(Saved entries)
★ ★ ★
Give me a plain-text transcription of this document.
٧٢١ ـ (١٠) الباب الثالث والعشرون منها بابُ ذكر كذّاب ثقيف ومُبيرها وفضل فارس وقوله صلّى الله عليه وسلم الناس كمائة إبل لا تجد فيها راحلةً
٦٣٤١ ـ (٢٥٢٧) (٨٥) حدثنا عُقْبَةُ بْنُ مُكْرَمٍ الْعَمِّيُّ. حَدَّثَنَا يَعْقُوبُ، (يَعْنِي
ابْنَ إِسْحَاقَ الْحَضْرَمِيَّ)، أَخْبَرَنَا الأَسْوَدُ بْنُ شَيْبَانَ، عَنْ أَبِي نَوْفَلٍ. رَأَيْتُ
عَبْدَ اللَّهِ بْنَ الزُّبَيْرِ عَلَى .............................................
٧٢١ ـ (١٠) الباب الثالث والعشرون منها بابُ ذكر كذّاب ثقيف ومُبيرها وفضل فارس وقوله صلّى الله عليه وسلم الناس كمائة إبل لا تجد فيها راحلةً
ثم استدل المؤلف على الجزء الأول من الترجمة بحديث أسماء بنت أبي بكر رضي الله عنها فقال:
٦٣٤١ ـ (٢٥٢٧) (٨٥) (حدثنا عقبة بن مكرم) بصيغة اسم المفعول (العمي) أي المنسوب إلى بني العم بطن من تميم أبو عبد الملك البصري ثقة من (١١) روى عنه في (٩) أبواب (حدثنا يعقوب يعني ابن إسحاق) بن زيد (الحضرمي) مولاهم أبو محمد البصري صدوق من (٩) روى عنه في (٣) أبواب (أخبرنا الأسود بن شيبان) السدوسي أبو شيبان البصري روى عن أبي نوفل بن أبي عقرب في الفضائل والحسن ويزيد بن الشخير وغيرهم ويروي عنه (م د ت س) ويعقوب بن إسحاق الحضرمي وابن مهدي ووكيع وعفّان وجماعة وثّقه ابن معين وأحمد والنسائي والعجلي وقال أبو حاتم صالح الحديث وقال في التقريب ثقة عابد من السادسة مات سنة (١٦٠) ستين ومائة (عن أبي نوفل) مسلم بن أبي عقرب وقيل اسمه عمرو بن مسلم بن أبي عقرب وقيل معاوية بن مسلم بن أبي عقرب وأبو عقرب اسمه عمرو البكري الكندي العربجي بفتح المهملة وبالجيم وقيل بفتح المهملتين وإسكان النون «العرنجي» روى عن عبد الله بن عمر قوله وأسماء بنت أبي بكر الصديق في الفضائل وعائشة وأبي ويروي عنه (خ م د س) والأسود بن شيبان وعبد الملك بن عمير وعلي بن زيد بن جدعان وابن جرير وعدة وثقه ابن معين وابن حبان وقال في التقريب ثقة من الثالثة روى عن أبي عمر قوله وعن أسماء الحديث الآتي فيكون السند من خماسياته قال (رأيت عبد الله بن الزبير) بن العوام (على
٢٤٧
★ ★ ★
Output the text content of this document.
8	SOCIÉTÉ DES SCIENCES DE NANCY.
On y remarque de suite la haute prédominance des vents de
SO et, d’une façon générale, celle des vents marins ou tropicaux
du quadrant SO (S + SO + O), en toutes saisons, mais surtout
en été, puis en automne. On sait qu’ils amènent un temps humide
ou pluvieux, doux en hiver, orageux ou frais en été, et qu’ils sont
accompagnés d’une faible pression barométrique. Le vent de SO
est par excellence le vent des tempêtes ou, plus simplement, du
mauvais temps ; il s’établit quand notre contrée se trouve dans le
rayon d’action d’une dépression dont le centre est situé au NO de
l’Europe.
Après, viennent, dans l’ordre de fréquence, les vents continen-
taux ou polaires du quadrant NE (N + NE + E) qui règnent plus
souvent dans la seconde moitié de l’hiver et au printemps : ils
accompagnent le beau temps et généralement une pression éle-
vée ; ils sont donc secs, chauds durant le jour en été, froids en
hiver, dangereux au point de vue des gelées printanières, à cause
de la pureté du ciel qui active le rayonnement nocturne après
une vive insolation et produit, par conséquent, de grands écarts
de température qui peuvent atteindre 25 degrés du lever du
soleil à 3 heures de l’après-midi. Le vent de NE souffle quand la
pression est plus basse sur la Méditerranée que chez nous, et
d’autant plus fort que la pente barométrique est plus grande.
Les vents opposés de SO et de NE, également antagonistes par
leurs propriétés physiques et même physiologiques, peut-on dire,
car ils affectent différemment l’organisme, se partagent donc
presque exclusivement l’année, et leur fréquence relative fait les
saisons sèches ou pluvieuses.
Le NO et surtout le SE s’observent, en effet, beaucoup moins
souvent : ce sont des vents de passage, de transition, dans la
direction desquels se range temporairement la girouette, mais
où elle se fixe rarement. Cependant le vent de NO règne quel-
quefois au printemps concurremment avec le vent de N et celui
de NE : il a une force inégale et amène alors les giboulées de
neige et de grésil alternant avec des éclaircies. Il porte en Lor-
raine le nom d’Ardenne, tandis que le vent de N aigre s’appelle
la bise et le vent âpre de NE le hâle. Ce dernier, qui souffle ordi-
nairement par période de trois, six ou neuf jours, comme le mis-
★ ★ ★
**Task to complete**
Go through the records above and copy every line with the word "saisons".

**Reply to the exercise**
du quadrant SO (S + SO + O), en toutes saisons, mais surtout
saisons sèches ou pluvieuses.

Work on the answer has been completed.